* Excerpted records:
## BEGIN

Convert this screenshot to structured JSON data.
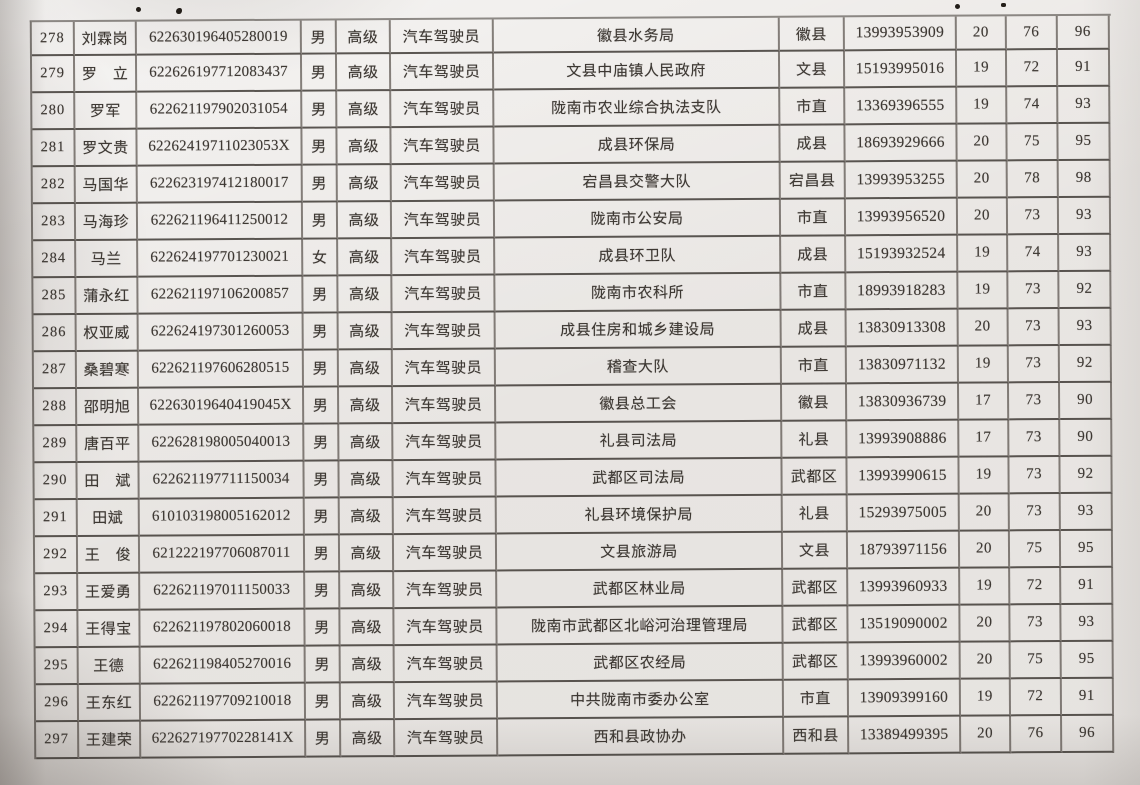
{
  "document": {
    "kind": "scanned-record-table-photo",
    "visible_header": "",
    "occupation_value": "汽车驾驶员",
    "level_value": "高级"
  },
  "colors": {
    "paper": "#eae7e4",
    "grid_line": "#3d3833",
    "text": "#3d3833"
  },
  "table": {
    "field_names": [
      "index",
      "name",
      "id_number",
      "gender",
      "level",
      "occupation",
      "work_unit",
      "district",
      "phone",
      "score_1",
      "score_2",
      "score_3"
    ],
    "rows": [
      [
        "278",
        "刘霖岗",
        "622630196405280019",
        "男",
        "高级",
        "汽车驾驶员",
        "徽县水务局",
        "徽县",
        "13993953909",
        "20",
        "76",
        "96"
      ],
      [
        "279",
        "罗　立",
        "622626197712083437",
        "男",
        "高级",
        "汽车驾驶员",
        "文县中庙镇人民政府",
        "文县",
        "15193995016",
        "19",
        "72",
        "91"
      ],
      [
        "280",
        "罗军",
        "622621197902031054",
        "男",
        "高级",
        "汽车驾驶员",
        "陇南市农业综合执法支队",
        "市直",
        "13369396555",
        "19",
        "74",
        "93"
      ],
      [
        "281",
        "罗文贵",
        "62262419711023053X",
        "男",
        "高级",
        "汽车驾驶员",
        "成县环保局",
        "成县",
        "18693929666",
        "20",
        "75",
        "95"
      ],
      [
        "282",
        "马国华",
        "622623197412180017",
        "男",
        "高级",
        "汽车驾驶员",
        "宕昌县交警大队",
        "宕昌县",
        "13993953255",
        "20",
        "78",
        "98"
      ],
      [
        "283",
        "马海珍",
        "622621196411250012",
        "男",
        "高级",
        "汽车驾驶员",
        "陇南市公安局",
        "市直",
        "13993956520",
        "20",
        "73",
        "93"
      ],
      [
        "284",
        "马兰",
        "622624197701230021",
        "女",
        "高级",
        "汽车驾驶员",
        "成县环卫队",
        "成县",
        "15193932524",
        "19",
        "74",
        "93"
      ],
      [
        "285",
        "蒲永红",
        "622621197106200857",
        "男",
        "高级",
        "汽车驾驶员",
        "陇南市农科所",
        "市直",
        "18993918283",
        "19",
        "73",
        "92"
      ],
      [
        "286",
        "权亚威",
        "622624197301260053",
        "男",
        "高级",
        "汽车驾驶员",
        "成县住房和城乡建设局",
        "成县",
        "13830913308",
        "20",
        "73",
        "93"
      ],
      [
        "287",
        "桑碧寒",
        "622621197606280515",
        "男",
        "高级",
        "汽车驾驶员",
        "稽查大队",
        "市直",
        "13830971132",
        "19",
        "73",
        "92"
      ],
      [
        "288",
        "邵明旭",
        "62263019640419045X",
        "男",
        "高级",
        "汽车驾驶员",
        "徽县总工会",
        "徽县",
        "13830936739",
        "17",
        "73",
        "90"
      ],
      [
        "289",
        "唐百平",
        "622628198005040013",
        "男",
        "高级",
        "汽车驾驶员",
        "礼县司法局",
        "礼县",
        "13993908886",
        "17",
        "73",
        "90"
      ],
      [
        "290",
        "田　斌",
        "622621197711150034",
        "男",
        "高级",
        "汽车驾驶员",
        "武都区司法局",
        "武都区",
        "13993990615",
        "19",
        "73",
        "92"
      ],
      [
        "291",
        "田斌",
        "610103198005162012",
        "男",
        "高级",
        "汽车驾驶员",
        "礼县环境保护局",
        "礼县",
        "15293975005",
        "20",
        "73",
        "93"
      ],
      [
        "292",
        "王　俊",
        "621222197706087011",
        "男",
        "高级",
        "汽车驾驶员",
        "文县旅游局",
        "文县",
        "18793971156",
        "20",
        "75",
        "95"
      ],
      [
        "293",
        "王爱勇",
        "622621197011150033",
        "男",
        "高级",
        "汽车驾驶员",
        "武都区林业局",
        "武都区",
        "13993960933",
        "19",
        "72",
        "91"
      ],
      [
        "294",
        "王得宝",
        "622621197802060018",
        "男",
        "高级",
        "汽车驾驶员",
        "陇南市武都区北峪河治理管理局",
        "武都区",
        "13519090002",
        "20",
        "73",
        "93"
      ],
      [
        "295",
        "王德",
        "622621198405270016",
        "男",
        "高级",
        "汽车驾驶员",
        "武都区农经局",
        "武都区",
        "13993960002",
        "20",
        "75",
        "95"
      ],
      [
        "296",
        "王东红",
        "622621197709210018",
        "男",
        "高级",
        "汽车驾驶员",
        "中共陇南市委办公室",
        "市直",
        "13909399160",
        "19",
        "72",
        "91"
      ],
      [
        "297",
        "王建荣",
        "62262719770228141X",
        "男",
        "高级",
        "汽车驾驶员",
        "西和县政协办",
        "西和县",
        "13389499395",
        "20",
        "76",
        "96"
      ]
    ]
  }
}
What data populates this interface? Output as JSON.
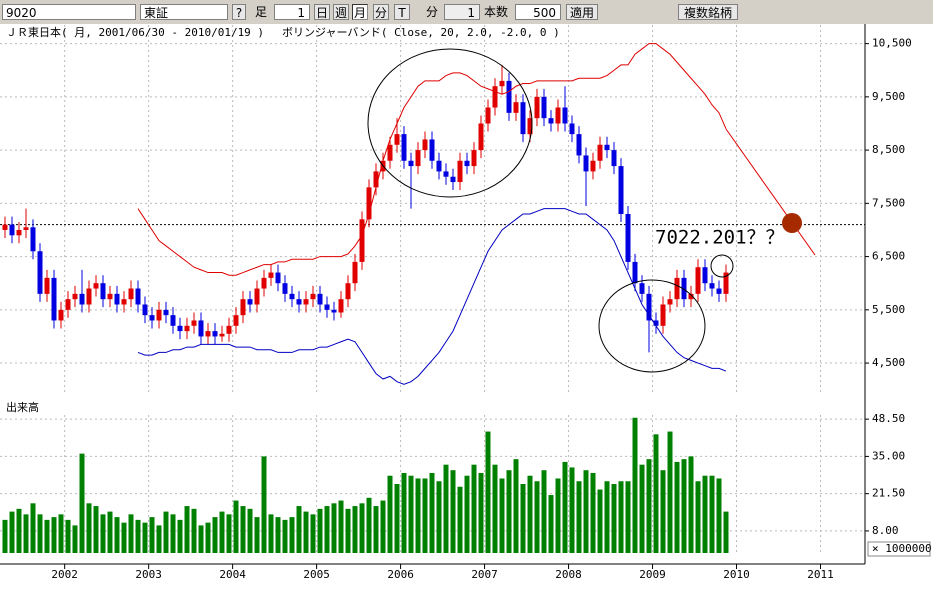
{
  "toolbar": {
    "symbol": "9020",
    "market": "東証",
    "help": "?",
    "bar_label": "足",
    "bar_count": "1",
    "periods": [
      "日",
      "週",
      "月",
      "分",
      "T"
    ],
    "minute_label": "分",
    "minute_value": "1",
    "count_label": "本数",
    "count_value": "500",
    "apply": "適用",
    "multi": "複数銘柄"
  },
  "chart_data": [
    {
      "type": "candlestick",
      "title": "ＪＲ東日本( 月, 2001/06/30 - 2010/01/19 )",
      "indicator": "ボリンジャーバンド( Close, 20, 2.0, -2.0, 0 )",
      "ylim": [
        3900,
        10850
      ],
      "yticks": [
        {
          "value": 4500,
          "label": "4,500"
        },
        {
          "value": 5500,
          "label": "5,500"
        },
        {
          "value": 6500,
          "label": "6,500"
        },
        {
          "value": 7500,
          "label": "7,500"
        },
        {
          "value": 8500,
          "label": "8,500"
        },
        {
          "value": 9500,
          "label": "9,500"
        },
        {
          "value": 10500,
          "label": "10,500"
        }
      ],
      "up_color": "#e00000",
      "down_color": "#0000e0",
      "candles": [
        [
          7000,
          7250,
          6850,
          7100
        ],
        [
          7100,
          7250,
          6750,
          6900
        ],
        [
          6900,
          7150,
          6750,
          7000
        ],
        [
          7000,
          7400,
          6850,
          7050
        ],
        [
          7050,
          7200,
          6450,
          6600
        ],
        [
          6600,
          6750,
          5650,
          5800
        ],
        [
          5800,
          6250,
          5650,
          6100
        ],
        [
          6100,
          6250,
          5150,
          5300
        ],
        [
          5300,
          5650,
          5150,
          5500
        ],
        [
          5500,
          5850,
          5350,
          5700
        ],
        [
          5700,
          5950,
          5550,
          5800
        ],
        [
          5800,
          6250,
          5450,
          5600
        ],
        [
          5600,
          6050,
          5450,
          5900
        ],
        [
          5900,
          6150,
          5750,
          6000
        ],
        [
          6000,
          6150,
          5550,
          5700
        ],
        [
          5700,
          5950,
          5550,
          5800
        ],
        [
          5800,
          5950,
          5450,
          5600
        ],
        [
          5600,
          5850,
          5450,
          5700
        ],
        [
          5700,
          6050,
          5550,
          5900
        ],
        [
          5900,
          6050,
          5450,
          5600
        ],
        [
          5600,
          5750,
          5250,
          5400
        ],
        [
          5400,
          5550,
          5150,
          5300
        ],
        [
          5300,
          5650,
          5150,
          5500
        ],
        [
          5500,
          5650,
          5250,
          5400
        ],
        [
          5400,
          5550,
          5050,
          5200
        ],
        [
          5200,
          5350,
          4950,
          5100
        ],
        [
          5100,
          5350,
          4950,
          5200
        ],
        [
          5200,
          5450,
          5050,
          5300
        ],
        [
          5300,
          5450,
          4850,
          5000
        ],
        [
          5000,
          5250,
          4850,
          5100
        ],
        [
          5100,
          5250,
          4850,
          5000
        ],
        [
          5000,
          5200,
          4900,
          5050
        ],
        [
          5050,
          5350,
          4900,
          5200
        ],
        [
          5200,
          5550,
          5050,
          5400
        ],
        [
          5400,
          5850,
          5250,
          5700
        ],
        [
          5700,
          5850,
          5450,
          5600
        ],
        [
          5600,
          6050,
          5450,
          5900
        ],
        [
          5900,
          6250,
          5750,
          6100
        ],
        [
          6100,
          6350,
          5950,
          6200
        ],
        [
          6200,
          6350,
          5850,
          6000
        ],
        [
          6000,
          6150,
          5650,
          5800
        ],
        [
          5800,
          5950,
          5550,
          5700
        ],
        [
          5700,
          5850,
          5450,
          5600
        ],
        [
          5600,
          5850,
          5450,
          5700
        ],
        [
          5700,
          5950,
          5550,
          5800
        ],
        [
          5800,
          5950,
          5450,
          5600
        ],
        [
          5600,
          5750,
          5350,
          5500
        ],
        [
          5500,
          5650,
          5300,
          5450
        ],
        [
          5450,
          5850,
          5350,
          5700
        ],
        [
          5700,
          6150,
          5550,
          6000
        ],
        [
          6000,
          6550,
          5850,
          6400
        ],
        [
          6400,
          7350,
          6250,
          7200
        ],
        [
          7200,
          7950,
          7050,
          7800
        ],
        [
          7800,
          8250,
          7650,
          8100
        ],
        [
          8100,
          8450,
          7950,
          8300
        ],
        [
          8300,
          8750,
          8150,
          8600
        ],
        [
          8600,
          9100,
          8450,
          8800
        ],
        [
          8800,
          8950,
          8150,
          8300
        ],
        [
          8300,
          8450,
          7400,
          8200
        ],
        [
          8200,
          8650,
          8050,
          8500
        ],
        [
          8500,
          8850,
          8350,
          8700
        ],
        [
          8700,
          8850,
          8150,
          8300
        ],
        [
          8300,
          8450,
          7950,
          8100
        ],
        [
          8100,
          8250,
          7850,
          8000
        ],
        [
          8000,
          8150,
          7750,
          7900
        ],
        [
          7900,
          8450,
          7750,
          8300
        ],
        [
          8300,
          8450,
          8050,
          8200
        ],
        [
          8200,
          8650,
          8050,
          8500
        ],
        [
          8500,
          9150,
          8350,
          9000
        ],
        [
          9000,
          9450,
          8850,
          9300
        ],
        [
          9300,
          9850,
          9150,
          9700
        ],
        [
          9700,
          10100,
          9550,
          9800
        ],
        [
          9800,
          9950,
          9050,
          9200
        ],
        [
          9200,
          9550,
          9050,
          9400
        ],
        [
          9400,
          9550,
          8650,
          8800
        ],
        [
          8800,
          9250,
          8650,
          9100
        ],
        [
          9100,
          9650,
          8950,
          9500
        ],
        [
          9500,
          9650,
          8950,
          9100
        ],
        [
          9100,
          9250,
          8850,
          9000
        ],
        [
          9000,
          9450,
          8850,
          9300
        ],
        [
          9300,
          9700,
          8850,
          9000
        ],
        [
          9000,
          9150,
          8650,
          8800
        ],
        [
          8800,
          8950,
          8250,
          8400
        ],
        [
          8400,
          8550,
          7450,
          8100
        ],
        [
          8100,
          8450,
          7950,
          8300
        ],
        [
          8300,
          8750,
          8150,
          8600
        ],
        [
          8600,
          8750,
          8350,
          8500
        ],
        [
          8500,
          8650,
          8050,
          8200
        ],
        [
          8200,
          8350,
          7150,
          7300
        ],
        [
          7300,
          7450,
          6250,
          6400
        ],
        [
          6400,
          6550,
          5850,
          6000
        ],
        [
          6000,
          6150,
          5650,
          5800
        ],
        [
          5800,
          5950,
          4700,
          5300
        ],
        [
          5300,
          5450,
          5050,
          5200
        ],
        [
          5200,
          5750,
          5050,
          5600
        ],
        [
          5600,
          5850,
          5450,
          5700
        ],
        [
          5700,
          6250,
          5550,
          6100
        ],
        [
          6100,
          6250,
          5550,
          5700
        ],
        [
          5700,
          5950,
          5550,
          5800
        ],
        [
          5800,
          6450,
          5650,
          6300
        ],
        [
          6300,
          6450,
          5850,
          6000
        ],
        [
          6000,
          6150,
          5750,
          5900
        ],
        [
          5900,
          6050,
          5650,
          5800
        ],
        [
          5800,
          6350,
          5650,
          6200
        ]
      ],
      "series": [
        {
          "color": "#e00000",
          "values": [
            null,
            null,
            null,
            null,
            null,
            null,
            null,
            null,
            null,
            null,
            null,
            null,
            null,
            null,
            null,
            null,
            null,
            null,
            null,
            7400,
            7200,
            7000,
            6800,
            6700,
            6600,
            6500,
            6400,
            6300,
            6250,
            6200,
            6200,
            6200,
            6150,
            6150,
            6200,
            6250,
            6300,
            6350,
            6350,
            6400,
            6400,
            6450,
            6450,
            6450,
            6450,
            6500,
            6500,
            6500,
            6500,
            6550,
            6700,
            6900,
            7300,
            7800,
            8300,
            8700,
            9000,
            9300,
            9500,
            9700,
            9800,
            9800,
            9800,
            9900,
            9950,
            9950,
            9900,
            9800,
            9700,
            9650,
            9600,
            9550,
            9600,
            9700,
            9750,
            9750,
            9800,
            9800,
            9800,
            9800,
            9800,
            9800,
            9850,
            9850,
            9850,
            9850,
            9900,
            10000,
            10100,
            10100,
            10300,
            10400,
            10500,
            10500,
            10400,
            10300,
            10150,
            10000,
            9850,
            9700,
            9550,
            9350,
            9200,
            8900
          ]
        },
        {
          "color": "#0000c0",
          "values": [
            null,
            null,
            null,
            null,
            null,
            null,
            null,
            null,
            null,
            null,
            null,
            null,
            null,
            null,
            null,
            null,
            null,
            null,
            null,
            4700,
            4650,
            4650,
            4700,
            4700,
            4750,
            4750,
            4800,
            4800,
            4850,
            4850,
            4850,
            4850,
            4850,
            4800,
            4800,
            4800,
            4750,
            4750,
            4750,
            4700,
            4700,
            4700,
            4750,
            4750,
            4750,
            4800,
            4800,
            4850,
            4900,
            4950,
            4900,
            4700,
            4500,
            4300,
            4200,
            4250,
            4150,
            4100,
            4150,
            4250,
            4400,
            4550,
            4700,
            4900,
            5100,
            5400,
            5700,
            6000,
            6300,
            6600,
            6800,
            7000,
            7100,
            7200,
            7300,
            7300,
            7350,
            7400,
            7400,
            7400,
            7400,
            7350,
            7300,
            7300,
            7200,
            7100,
            7000,
            6800,
            6500,
            6200,
            5900,
            5600,
            5400,
            5200,
            5000,
            4850,
            4700,
            4600,
            4550,
            4500,
            4450,
            4400,
            4400,
            4350
          ]
        }
      ],
      "hline": 7100,
      "annotation": "7022.201？？"
    },
    {
      "type": "bar",
      "title": "出来高",
      "unit_label": "× 1000000",
      "color": "#008000",
      "ylim": [
        0,
        50
      ],
      "yticks": [
        {
          "value": 8,
          "label": "8.00"
        },
        {
          "value": 21.5,
          "label": "21.50"
        },
        {
          "value": 35,
          "label": "35.00"
        },
        {
          "value": 48.5,
          "label": "48.50"
        }
      ],
      "xlim": [
        2001.23,
        2011.53
      ],
      "xticks": [
        2002,
        2003,
        2004,
        2005,
        2006,
        2007,
        2008,
        2009,
        2010,
        2011
      ],
      "values": [
        12,
        15,
        16,
        14,
        18,
        14,
        12,
        13,
        14,
        12,
        10,
        36,
        18,
        17,
        14,
        15,
        13,
        11,
        14,
        12,
        11,
        13,
        10,
        15,
        14,
        12,
        17,
        16,
        10,
        11,
        13,
        15,
        14,
        19,
        17,
        16,
        13,
        35,
        14,
        13,
        12,
        13,
        17,
        15,
        14,
        16,
        17,
        18,
        19,
        16,
        17,
        18,
        20,
        17,
        19,
        28,
        25,
        29,
        28,
        27,
        27,
        29,
        26,
        32,
        30,
        24,
        28,
        32,
        29,
        44,
        32,
        27,
        30,
        34,
        25,
        28,
        26,
        30,
        21,
        27,
        33,
        31,
        26,
        30,
        29,
        23,
        26,
        25,
        26,
        26,
        49,
        32,
        34,
        43,
        30,
        44,
        33,
        34,
        35,
        26,
        28,
        28,
        27,
        15
      ]
    }
  ]
}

## END

Pick each line holding the word "this" out of the listing.

* Answer to the exercise:
Convert this screenshot to structured JSON data.
What data populates this interface? Output as JSON.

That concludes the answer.